— TASK INSTRUCTIONS —
Leave out the pictures and copy each record below exactly.

— RECORD SET —
================

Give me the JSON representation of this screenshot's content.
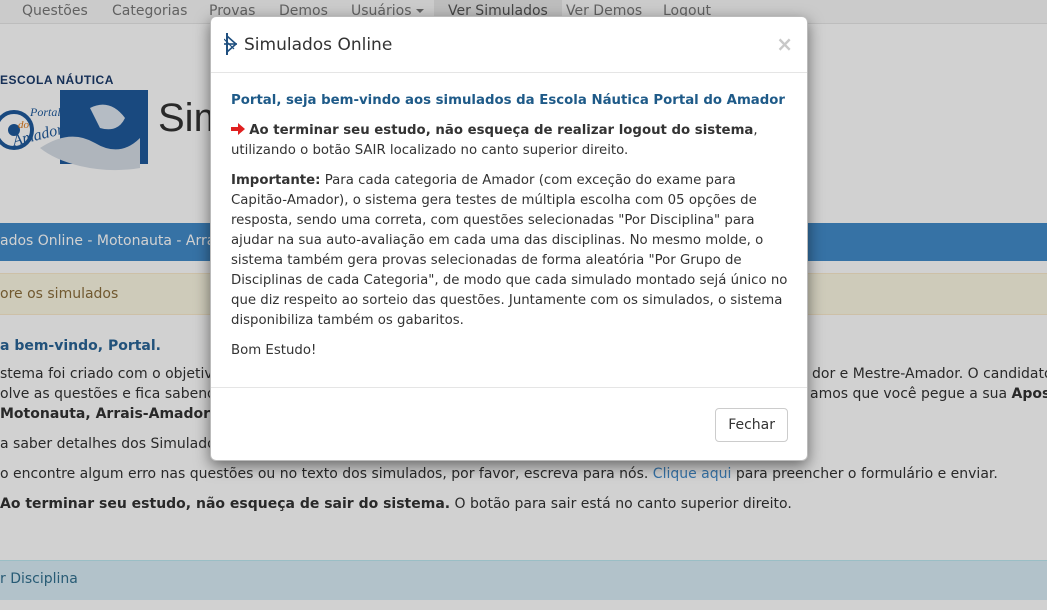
{
  "nav": {
    "items": [
      {
        "label": "Questões"
      },
      {
        "label": "Categorias"
      },
      {
        "label": "Provas"
      },
      {
        "label": "Demos"
      },
      {
        "label": "Usuários"
      },
      {
        "label": "Ver Simulados"
      },
      {
        "label": "Ver Demos"
      },
      {
        "label": "Logout"
      }
    ]
  },
  "header": {
    "logo_title": "ESCOLA NÁUTICA",
    "logo_portal": "Portal",
    "logo_do": "do",
    "logo_amador": "Amador",
    "site_title": "Sim"
  },
  "bluebar": {
    "text": "ados Online - Motonauta - Arra"
  },
  "warnbar": {
    "text": "ore os simulados"
  },
  "background": {
    "welcome": "a bem-vindo, Portal.",
    "line1": "stema foi criado com o objetivo d",
    "line1_right": "dor e Mestre-Amador. O candidato",
    "line2": "olve as questões e fica sabendo n",
    "line2_right_a": "amos que você pegue a sua ",
    "line2_right_b": "Apostila",
    "line3": "Motonauta, Arrais-Amador ou Me",
    "line4": "a saber detalhes dos Simulados e",
    "line5_a": "o encontre algum erro nas questões ou no texto dos simulados, por favor, escreva para nós. ",
    "line5_link": "Clique aqui",
    "line5_b": " para preencher o formulário e enviar.",
    "line6_a": "Ao terminar seu estudo, não esqueça de sair do sistema.",
    "line6_b": " O botão para sair está no canto superior direito.",
    "infobar": "r Disciplina"
  },
  "modal": {
    "title": "Simulados Online",
    "close_symbol": "×",
    "welcome": "Portal, seja bem-vindo aos simulados da Escola Náutica Portal do Amador",
    "logout_bold": "Ao terminar seu estudo, não esqueça de realizar logout do sistema",
    "logout_rest": ", utilizando o botão SAIR localizado no canto superior direito.",
    "important_label": "Importante:",
    "important_text": " Para cada categoria de Amador (com exceção do exame para Capitão-Amador), o sistema gera testes de múltipla escolha com 05 opções de resposta, sendo uma correta, com questões selecionadas \"Por Disciplina\" para ajudar na sua auto-avaliação em cada uma das disciplinas. No mesmo molde, o sistema também gera provas selecionadas de forma aleatória \"Por Grupo de Disciplinas de cada Categoria\", de modo que cada simulado montado sejá único no que diz respeito ao sorteio das questões. Juntamente com os simulados, o sistema disponibiliza também os gabaritos.",
    "closing": "Bom Estudo!",
    "footer_button": "Fechar",
    "arrow_color": "#e02020",
    "welcome_color": "#1e5a88"
  },
  "icons": {
    "modal_icon": "ship-wheel-icon",
    "arrow": "arrow-right-icon"
  }
}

================

— FINAL ANSWER —
Give me the JSON representation of this screenshot's content.
{
  "nav": {
    "items": [
      {
        "label": "Questões"
      },
      {
        "label": "Categorias"
      },
      {
        "label": "Provas"
      },
      {
        "label": "Demos"
      },
      {
        "label": "Usuários"
      },
      {
        "label": "Ver Simulados"
      },
      {
        "label": "Ver Demos"
      },
      {
        "label": "Logout"
      }
    ]
  },
  "header": {
    "logo_title": "ESCOLA NÁUTICA",
    "logo_portal": "Portal",
    "logo_do": "do",
    "logo_amador": "Amador",
    "site_title": "Sim"
  },
  "bluebar": {
    "text": "ados Online - Motonauta - Arra"
  },
  "warnbar": {
    "text": "ore os simulados"
  },
  "background": {
    "welcome": "a bem-vindo, Portal.",
    "line1": "stema foi criado com o objetivo d",
    "line1_right": "dor e Mestre-Amador. O candidato",
    "line2": "olve as questões e fica sabendo n",
    "line2_right_a": "amos que você pegue a sua ",
    "line2_right_b": "Apostila",
    "line3": "Motonauta, Arrais-Amador ou Me",
    "line4": "a saber detalhes dos Simulados e",
    "line5_a": "o encontre algum erro nas questões ou no texto dos simulados, por favor, escreva para nós. ",
    "line5_link": "Clique aqui",
    "line5_b": " para preencher o formulário e enviar.",
    "line6_a": "Ao terminar seu estudo, não esqueça de sair do sistema.",
    "line6_b": " O botão para sair está no canto superior direito.",
    "infobar": "r Disciplina"
  },
  "modal": {
    "title": "Simulados Online",
    "close_symbol": "×",
    "welcome": "Portal, seja bem-vindo aos simulados da Escola Náutica Portal do Amador",
    "logout_bold": "Ao terminar seu estudo, não esqueça de realizar logout do sistema",
    "logout_rest": ", utilizando o botão SAIR localizado no canto superior direito.",
    "important_label": "Importante:",
    "important_text": " Para cada categoria de Amador (com exceção do exame para Capitão-Amador), o sistema gera testes de múltipla escolha com 05 opções de resposta, sendo uma correta, com questões selecionadas \"Por Disciplina\" para ajudar na sua auto-avaliação em cada uma das disciplinas. No mesmo molde, o sistema também gera provas selecionadas de forma aleatória \"Por Grupo de Disciplinas de cada Categoria\", de modo que cada simulado montado sejá único no que diz respeito ao sorteio das questões. Juntamente com os simulados, o sistema disponibiliza também os gabaritos.",
    "closing": "Bom Estudo!",
    "footer_button": "Fechar",
    "arrow_color": "#e02020",
    "welcome_color": "#1e5a88"
  },
  "icons": {
    "modal_icon": "ship-wheel-icon",
    "arrow": "arrow-right-icon"
  }
}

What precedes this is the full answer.